**TASK DIRECTIONS:**
Transcribe each line exactly.

**RECORDS TO USE:**
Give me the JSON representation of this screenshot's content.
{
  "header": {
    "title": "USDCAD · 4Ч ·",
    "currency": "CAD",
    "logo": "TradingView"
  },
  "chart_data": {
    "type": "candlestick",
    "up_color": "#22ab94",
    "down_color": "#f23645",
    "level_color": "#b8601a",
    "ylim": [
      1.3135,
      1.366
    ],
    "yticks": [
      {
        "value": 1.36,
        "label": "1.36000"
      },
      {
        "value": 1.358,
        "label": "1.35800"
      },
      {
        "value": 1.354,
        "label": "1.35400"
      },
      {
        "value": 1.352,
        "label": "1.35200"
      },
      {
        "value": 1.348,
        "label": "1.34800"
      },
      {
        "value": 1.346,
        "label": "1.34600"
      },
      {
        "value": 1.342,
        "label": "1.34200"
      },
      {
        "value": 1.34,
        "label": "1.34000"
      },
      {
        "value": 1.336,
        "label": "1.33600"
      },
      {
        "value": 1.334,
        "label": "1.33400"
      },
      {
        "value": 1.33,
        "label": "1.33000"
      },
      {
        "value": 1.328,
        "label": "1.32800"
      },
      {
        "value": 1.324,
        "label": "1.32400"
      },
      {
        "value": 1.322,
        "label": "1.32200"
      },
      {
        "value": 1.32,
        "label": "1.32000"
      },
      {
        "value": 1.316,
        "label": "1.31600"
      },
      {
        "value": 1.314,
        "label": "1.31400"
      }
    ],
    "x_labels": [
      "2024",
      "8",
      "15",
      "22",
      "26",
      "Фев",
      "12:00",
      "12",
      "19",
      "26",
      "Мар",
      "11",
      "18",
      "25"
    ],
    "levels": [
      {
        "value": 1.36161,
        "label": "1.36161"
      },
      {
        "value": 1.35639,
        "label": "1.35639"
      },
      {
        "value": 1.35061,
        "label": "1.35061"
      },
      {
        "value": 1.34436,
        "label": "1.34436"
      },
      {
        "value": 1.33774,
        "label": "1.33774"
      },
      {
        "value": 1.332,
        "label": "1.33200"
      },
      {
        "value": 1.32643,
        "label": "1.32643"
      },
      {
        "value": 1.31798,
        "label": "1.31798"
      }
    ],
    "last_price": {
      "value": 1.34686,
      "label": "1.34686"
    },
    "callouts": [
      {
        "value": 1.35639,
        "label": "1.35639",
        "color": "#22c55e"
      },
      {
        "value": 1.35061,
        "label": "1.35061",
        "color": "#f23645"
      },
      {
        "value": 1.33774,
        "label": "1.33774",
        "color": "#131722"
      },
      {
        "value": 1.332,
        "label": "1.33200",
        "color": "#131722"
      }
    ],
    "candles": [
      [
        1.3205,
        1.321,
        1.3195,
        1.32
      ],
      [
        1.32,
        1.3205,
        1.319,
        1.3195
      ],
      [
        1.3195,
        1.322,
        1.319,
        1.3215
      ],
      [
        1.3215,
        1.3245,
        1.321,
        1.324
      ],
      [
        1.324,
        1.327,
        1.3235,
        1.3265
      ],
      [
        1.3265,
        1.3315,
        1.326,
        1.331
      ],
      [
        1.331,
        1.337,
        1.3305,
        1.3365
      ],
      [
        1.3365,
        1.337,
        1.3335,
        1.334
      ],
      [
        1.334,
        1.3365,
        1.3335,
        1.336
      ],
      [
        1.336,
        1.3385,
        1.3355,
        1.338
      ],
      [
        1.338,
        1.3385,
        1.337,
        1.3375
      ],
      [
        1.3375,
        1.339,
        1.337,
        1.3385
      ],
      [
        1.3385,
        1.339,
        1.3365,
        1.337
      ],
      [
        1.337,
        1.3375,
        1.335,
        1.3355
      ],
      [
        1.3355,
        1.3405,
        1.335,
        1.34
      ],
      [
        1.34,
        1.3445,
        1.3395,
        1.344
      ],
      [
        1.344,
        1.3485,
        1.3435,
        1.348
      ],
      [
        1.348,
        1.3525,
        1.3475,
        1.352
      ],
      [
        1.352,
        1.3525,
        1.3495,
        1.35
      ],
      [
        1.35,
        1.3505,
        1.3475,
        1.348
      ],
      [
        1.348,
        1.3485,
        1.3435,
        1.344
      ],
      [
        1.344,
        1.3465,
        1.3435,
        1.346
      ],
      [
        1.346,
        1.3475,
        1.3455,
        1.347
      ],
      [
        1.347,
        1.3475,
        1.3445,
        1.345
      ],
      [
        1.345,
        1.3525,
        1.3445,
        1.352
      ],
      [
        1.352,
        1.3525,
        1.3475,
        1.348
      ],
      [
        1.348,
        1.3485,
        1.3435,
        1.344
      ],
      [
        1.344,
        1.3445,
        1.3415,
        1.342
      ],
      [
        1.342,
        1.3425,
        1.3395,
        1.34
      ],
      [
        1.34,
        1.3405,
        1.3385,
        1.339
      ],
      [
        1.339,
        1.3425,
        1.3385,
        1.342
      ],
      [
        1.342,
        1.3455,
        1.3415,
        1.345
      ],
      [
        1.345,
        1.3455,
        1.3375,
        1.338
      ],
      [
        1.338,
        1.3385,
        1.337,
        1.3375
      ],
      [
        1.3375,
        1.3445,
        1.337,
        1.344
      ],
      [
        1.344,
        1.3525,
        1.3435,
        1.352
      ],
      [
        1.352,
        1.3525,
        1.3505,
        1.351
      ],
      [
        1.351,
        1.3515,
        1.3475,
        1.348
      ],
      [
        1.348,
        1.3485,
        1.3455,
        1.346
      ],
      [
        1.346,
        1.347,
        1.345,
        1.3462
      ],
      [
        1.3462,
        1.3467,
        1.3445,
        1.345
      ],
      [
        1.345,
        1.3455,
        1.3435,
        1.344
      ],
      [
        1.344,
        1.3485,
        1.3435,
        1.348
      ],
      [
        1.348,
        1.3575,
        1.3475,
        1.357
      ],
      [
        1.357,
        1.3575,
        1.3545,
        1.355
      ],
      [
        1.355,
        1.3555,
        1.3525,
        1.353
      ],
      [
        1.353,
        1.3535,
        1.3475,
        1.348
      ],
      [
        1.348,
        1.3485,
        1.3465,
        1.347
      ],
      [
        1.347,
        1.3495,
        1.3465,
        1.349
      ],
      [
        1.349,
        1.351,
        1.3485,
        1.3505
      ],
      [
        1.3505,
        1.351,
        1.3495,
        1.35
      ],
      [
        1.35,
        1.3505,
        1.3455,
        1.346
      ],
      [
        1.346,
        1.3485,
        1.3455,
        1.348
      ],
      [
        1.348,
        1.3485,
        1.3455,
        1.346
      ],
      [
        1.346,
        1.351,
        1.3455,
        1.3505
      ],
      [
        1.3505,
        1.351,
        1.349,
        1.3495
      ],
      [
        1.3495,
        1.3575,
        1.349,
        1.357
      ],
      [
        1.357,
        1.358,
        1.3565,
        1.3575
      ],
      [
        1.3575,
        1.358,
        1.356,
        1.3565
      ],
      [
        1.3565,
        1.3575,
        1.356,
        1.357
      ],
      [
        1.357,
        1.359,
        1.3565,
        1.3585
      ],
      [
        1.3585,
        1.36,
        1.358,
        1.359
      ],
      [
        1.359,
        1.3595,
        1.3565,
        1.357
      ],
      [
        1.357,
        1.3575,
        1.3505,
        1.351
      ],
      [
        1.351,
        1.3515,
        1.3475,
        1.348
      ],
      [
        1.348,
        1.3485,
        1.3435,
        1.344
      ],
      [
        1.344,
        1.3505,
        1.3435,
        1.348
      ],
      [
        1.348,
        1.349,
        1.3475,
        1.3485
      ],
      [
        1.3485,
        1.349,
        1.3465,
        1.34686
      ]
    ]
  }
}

**RESULT BELOW:**
Give me the JSON representation of this screenshot's content.
{
  "header": {
    "title": "USDCAD · 4Ч ·",
    "currency": "CAD",
    "logo": "TradingView"
  },
  "chart_data": {
    "type": "candlestick",
    "up_color": "#22ab94",
    "down_color": "#f23645",
    "level_color": "#b8601a",
    "ylim": [
      1.3135,
      1.366
    ],
    "yticks": [
      {
        "value": 1.36,
        "label": "1.36000"
      },
      {
        "value": 1.358,
        "label": "1.35800"
      },
      {
        "value": 1.354,
        "label": "1.35400"
      },
      {
        "value": 1.352,
        "label": "1.35200"
      },
      {
        "value": 1.348,
        "label": "1.34800"
      },
      {
        "value": 1.346,
        "label": "1.34600"
      },
      {
        "value": 1.342,
        "label": "1.34200"
      },
      {
        "value": 1.34,
        "label": "1.34000"
      },
      {
        "value": 1.336,
        "label": "1.33600"
      },
      {
        "value": 1.334,
        "label": "1.33400"
      },
      {
        "value": 1.33,
        "label": "1.33000"
      },
      {
        "value": 1.328,
        "label": "1.32800"
      },
      {
        "value": 1.324,
        "label": "1.32400"
      },
      {
        "value": 1.322,
        "label": "1.32200"
      },
      {
        "value": 1.32,
        "label": "1.32000"
      },
      {
        "value": 1.316,
        "label": "1.31600"
      },
      {
        "value": 1.314,
        "label": "1.31400"
      }
    ],
    "x_labels": [
      "2024",
      "8",
      "15",
      "22",
      "26",
      "Фев",
      "12:00",
      "12",
      "19",
      "26",
      "Мар",
      "11",
      "18",
      "25"
    ],
    "levels": [
      {
        "value": 1.36161,
        "label": "1.36161"
      },
      {
        "value": 1.35639,
        "label": "1.35639"
      },
      {
        "value": 1.35061,
        "label": "1.35061"
      },
      {
        "value": 1.34436,
        "label": "1.34436"
      },
      {
        "value": 1.33774,
        "label": "1.33774"
      },
      {
        "value": 1.332,
        "label": "1.33200"
      },
      {
        "value": 1.32643,
        "label": "1.32643"
      },
      {
        "value": 1.31798,
        "label": "1.31798"
      }
    ],
    "last_price": {
      "value": 1.34686,
      "label": "1.34686"
    },
    "callouts": [
      {
        "value": 1.35639,
        "label": "1.35639",
        "color": "#22c55e"
      },
      {
        "value": 1.35061,
        "label": "1.35061",
        "color": "#f23645"
      },
      {
        "value": 1.33774,
        "label": "1.33774",
        "color": "#131722"
      },
      {
        "value": 1.332,
        "label": "1.33200",
        "color": "#131722"
      }
    ],
    "candles": [
      [
        1.3205,
        1.321,
        1.3195,
        1.32
      ],
      [
        1.32,
        1.3205,
        1.319,
        1.3195
      ],
      [
        1.3195,
        1.322,
        1.319,
        1.3215
      ],
      [
        1.3215,
        1.3245,
        1.321,
        1.324
      ],
      [
        1.324,
        1.327,
        1.3235,
        1.3265
      ],
      [
        1.3265,
        1.3315,
        1.326,
        1.331
      ],
      [
        1.331,
        1.337,
        1.3305,
        1.3365
      ],
      [
        1.3365,
        1.337,
        1.3335,
        1.334
      ],
      [
        1.334,
        1.3365,
        1.3335,
        1.336
      ],
      [
        1.336,
        1.3385,
        1.3355,
        1.338
      ],
      [
        1.338,
        1.3385,
        1.337,
        1.3375
      ],
      [
        1.3375,
        1.339,
        1.337,
        1.3385
      ],
      [
        1.3385,
        1.339,
        1.3365,
        1.337
      ],
      [
        1.337,
        1.3375,
        1.335,
        1.3355
      ],
      [
        1.3355,
        1.3405,
        1.335,
        1.34
      ],
      [
        1.34,
        1.3445,
        1.3395,
        1.344
      ],
      [
        1.344,
        1.3485,
        1.3435,
        1.348
      ],
      [
        1.348,
        1.3525,
        1.3475,
        1.352
      ],
      [
        1.352,
        1.3525,
        1.3495,
        1.35
      ],
      [
        1.35,
        1.3505,
        1.3475,
        1.348
      ],
      [
        1.348,
        1.3485,
        1.3435,
        1.344
      ],
      [
        1.344,
        1.3465,
        1.3435,
        1.346
      ],
      [
        1.346,
        1.3475,
        1.3455,
        1.347
      ],
      [
        1.347,
        1.3475,
        1.3445,
        1.345
      ],
      [
        1.345,
        1.3525,
        1.3445,
        1.352
      ],
      [
        1.352,
        1.3525,
        1.3475,
        1.348
      ],
      [
        1.348,
        1.3485,
        1.3435,
        1.344
      ],
      [
        1.344,
        1.3445,
        1.3415,
        1.342
      ],
      [
        1.342,
        1.3425,
        1.3395,
        1.34
      ],
      [
        1.34,
        1.3405,
        1.3385,
        1.339
      ],
      [
        1.339,
        1.3425,
        1.3385,
        1.342
      ],
      [
        1.342,
        1.3455,
        1.3415,
        1.345
      ],
      [
        1.345,
        1.3455,
        1.3375,
        1.338
      ],
      [
        1.338,
        1.3385,
        1.337,
        1.3375
      ],
      [
        1.3375,
        1.3445,
        1.337,
        1.344
      ],
      [
        1.344,
        1.3525,
        1.3435,
        1.352
      ],
      [
        1.352,
        1.3525,
        1.3505,
        1.351
      ],
      [
        1.351,
        1.3515,
        1.3475,
        1.348
      ],
      [
        1.348,
        1.3485,
        1.3455,
        1.346
      ],
      [
        1.346,
        1.347,
        1.345,
        1.3462
      ],
      [
        1.3462,
        1.3467,
        1.3445,
        1.345
      ],
      [
        1.345,
        1.3455,
        1.3435,
        1.344
      ],
      [
        1.344,
        1.3485,
        1.3435,
        1.348
      ],
      [
        1.348,
        1.3575,
        1.3475,
        1.357
      ],
      [
        1.357,
        1.3575,
        1.3545,
        1.355
      ],
      [
        1.355,
        1.3555,
        1.3525,
        1.353
      ],
      [
        1.353,
        1.3535,
        1.3475,
        1.348
      ],
      [
        1.348,
        1.3485,
        1.3465,
        1.347
      ],
      [
        1.347,
        1.3495,
        1.3465,
        1.349
      ],
      [
        1.349,
        1.351,
        1.3485,
        1.3505
      ],
      [
        1.3505,
        1.351,
        1.3495,
        1.35
      ],
      [
        1.35,
        1.3505,
        1.3455,
        1.346
      ],
      [
        1.346,
        1.3485,
        1.3455,
        1.348
      ],
      [
        1.348,
        1.3485,
        1.3455,
        1.346
      ],
      [
        1.346,
        1.351,
        1.3455,
        1.3505
      ],
      [
        1.3505,
        1.351,
        1.349,
        1.3495
      ],
      [
        1.3495,
        1.3575,
        1.349,
        1.357
      ],
      [
        1.357,
        1.358,
        1.3565,
        1.3575
      ],
      [
        1.3575,
        1.358,
        1.356,
        1.3565
      ],
      [
        1.3565,
        1.3575,
        1.356,
        1.357
      ],
      [
        1.357,
        1.359,
        1.3565,
        1.3585
      ],
      [
        1.3585,
        1.36,
        1.358,
        1.359
      ],
      [
        1.359,
        1.3595,
        1.3565,
        1.357
      ],
      [
        1.357,
        1.3575,
        1.3505,
        1.351
      ],
      [
        1.351,
        1.3515,
        1.3475,
        1.348
      ],
      [
        1.348,
        1.3485,
        1.3435,
        1.344
      ],
      [
        1.344,
        1.3505,
        1.3435,
        1.348
      ],
      [
        1.348,
        1.349,
        1.3475,
        1.3485
      ],
      [
        1.3485,
        1.349,
        1.3465,
        1.34686
      ]
    ]
  }
}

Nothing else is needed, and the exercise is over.